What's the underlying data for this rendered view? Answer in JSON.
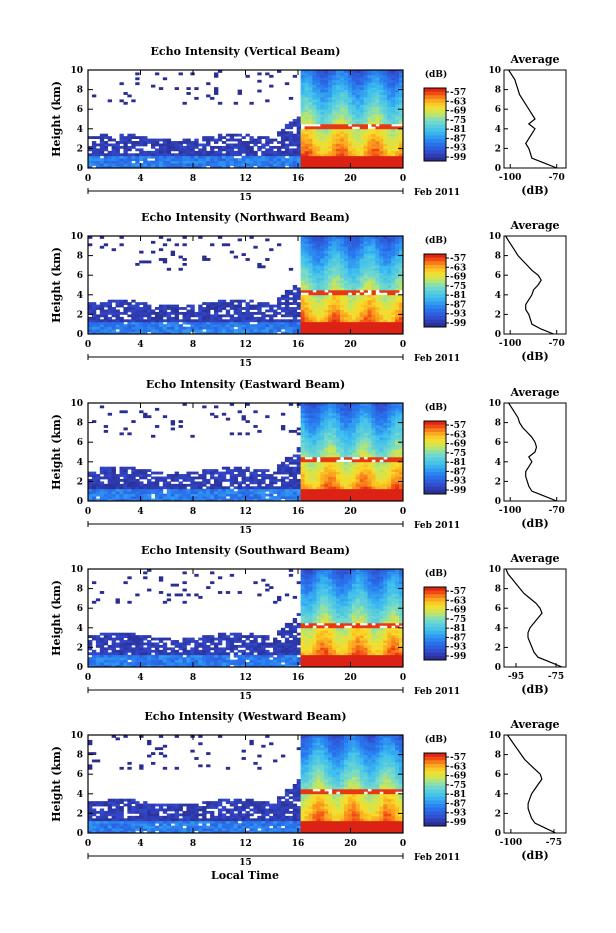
{
  "figure": {
    "xlabel": "Local Time",
    "date_label": "Feb 2011",
    "colorbar_unit": "(dB)",
    "colorbar_ticks": [
      "-57",
      "-63",
      "-69",
      "-75",
      "-81",
      "-87",
      "-93",
      "-99"
    ],
    "y_ticks": [
      "0",
      "2",
      "4",
      "6",
      "8",
      "10"
    ],
    "x_ticks": [
      "0",
      "4",
      "8",
      "12",
      "16",
      "20",
      "0"
    ],
    "day_label": "15",
    "ylabel": "Height (km)",
    "avg_title": "Average",
    "avg_xlabel": "(dB)"
  },
  "chart_data": [
    {
      "type": "heatmap",
      "title": "Echo Intensity (Vertical Beam)",
      "avg_xticks": [
        "-100",
        "-70"
      ],
      "avg_xlim": [
        -104,
        -64
      ],
      "ylim": [
        0,
        10
      ],
      "xlim": [
        0,
        24
      ],
      "onset_hours": 16.3,
      "bright_layer_km": 4.3,
      "avg_profile": {
        "height_km": [
          0,
          0.5,
          1,
          1.5,
          2,
          2.5,
          3,
          3.5,
          4,
          4.5,
          5,
          5.5,
          6,
          6.5,
          7,
          7.5,
          8,
          8.5,
          9,
          9.5,
          10
        ],
        "db": [
          -70,
          -78,
          -86,
          -87,
          -88,
          -90,
          -88,
          -86,
          -84,
          -88,
          -84,
          -86,
          -88,
          -90,
          -92,
          -94,
          -95,
          -96,
          -97,
          -99,
          -101
        ]
      }
    },
    {
      "type": "heatmap",
      "title": "Echo Intensity (Northward Beam)",
      "avg_xticks": [
        "-100",
        "-70"
      ],
      "avg_xlim": [
        -104,
        -64
      ],
      "ylim": [
        0,
        10
      ],
      "xlim": [
        0,
        24
      ],
      "onset_hours": 16.3,
      "bright_layer_km": 4.3,
      "avg_profile": {
        "height_km": [
          0,
          0.5,
          1,
          1.5,
          2,
          2.5,
          3,
          3.5,
          4,
          4.5,
          5,
          5.5,
          6,
          6.5,
          7,
          7.5,
          8,
          8.5,
          9,
          9.5,
          10
        ],
        "db": [
          -72,
          -80,
          -86,
          -87,
          -88,
          -90,
          -90,
          -88,
          -86,
          -85,
          -82,
          -80,
          -82,
          -86,
          -89,
          -92,
          -95,
          -97,
          -99,
          -101,
          -103
        ]
      }
    },
    {
      "type": "heatmap",
      "title": "Echo Intensity (Eastward Beam)",
      "avg_xticks": [
        "-100",
        "-70"
      ],
      "avg_xlim": [
        -104,
        -64
      ],
      "ylim": [
        0,
        10
      ],
      "xlim": [
        0,
        24
      ],
      "onset_hours": 16.3,
      "bright_layer_km": 4.3,
      "avg_profile": {
        "height_km": [
          0,
          0.5,
          1,
          1.5,
          2,
          2.5,
          3,
          3.5,
          4,
          4.5,
          5,
          5.5,
          6,
          6.5,
          7,
          7.5,
          8,
          8.5,
          9,
          9.5,
          10
        ],
        "db": [
          -70,
          -78,
          -86,
          -88,
          -89,
          -90,
          -90,
          -88,
          -86,
          -88,
          -84,
          -83,
          -84,
          -86,
          -89,
          -92,
          -94,
          -95,
          -97,
          -99,
          -101
        ]
      }
    },
    {
      "type": "heatmap",
      "title": "Echo Intensity (Southward Beam)",
      "avg_xticks": [
        "-95",
        "-75"
      ],
      "avg_xlim": [
        -101,
        -70
      ],
      "ylim": [
        0,
        10
      ],
      "xlim": [
        0,
        24
      ],
      "onset_hours": 16.3,
      "bright_layer_km": 4.3,
      "avg_profile": {
        "height_km": [
          0,
          0.5,
          1,
          1.5,
          2,
          2.5,
          3,
          3.5,
          4,
          4.5,
          5,
          5.5,
          6,
          6.5,
          7,
          7.5,
          8,
          8.5,
          9,
          9.5,
          10
        ],
        "db": [
          -72,
          -78,
          -84,
          -86,
          -87,
          -88,
          -89,
          -89,
          -88,
          -86,
          -84,
          -82,
          -83,
          -85,
          -88,
          -91,
          -93,
          -95,
          -97,
          -99,
          -100
        ]
      }
    },
    {
      "type": "heatmap",
      "title": "Echo Intensity (Westward Beam)",
      "avg_xticks": [
        "-100",
        "-75"
      ],
      "avg_xlim": [
        -104,
        -68
      ],
      "ylim": [
        0,
        10
      ],
      "xlim": [
        0,
        24
      ],
      "onset_hours": 16.3,
      "bright_layer_km": 4.3,
      "avg_profile": {
        "height_km": [
          0,
          0.5,
          1,
          1.5,
          2,
          2.5,
          3,
          3.5,
          4,
          4.5,
          5,
          5.5,
          6,
          6.5,
          7,
          7.5,
          8,
          8.5,
          9,
          9.5,
          10
        ],
        "db": [
          -74,
          -80,
          -86,
          -88,
          -89,
          -90,
          -90,
          -89,
          -88,
          -86,
          -84,
          -82,
          -83,
          -86,
          -89,
          -92,
          -94,
          -96,
          -98,
          -100,
          -102
        ]
      }
    }
  ]
}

┄┄┄┄┄┄

Some lines of the data above may hold the word "Echo"; report how many do, and nothing else.

5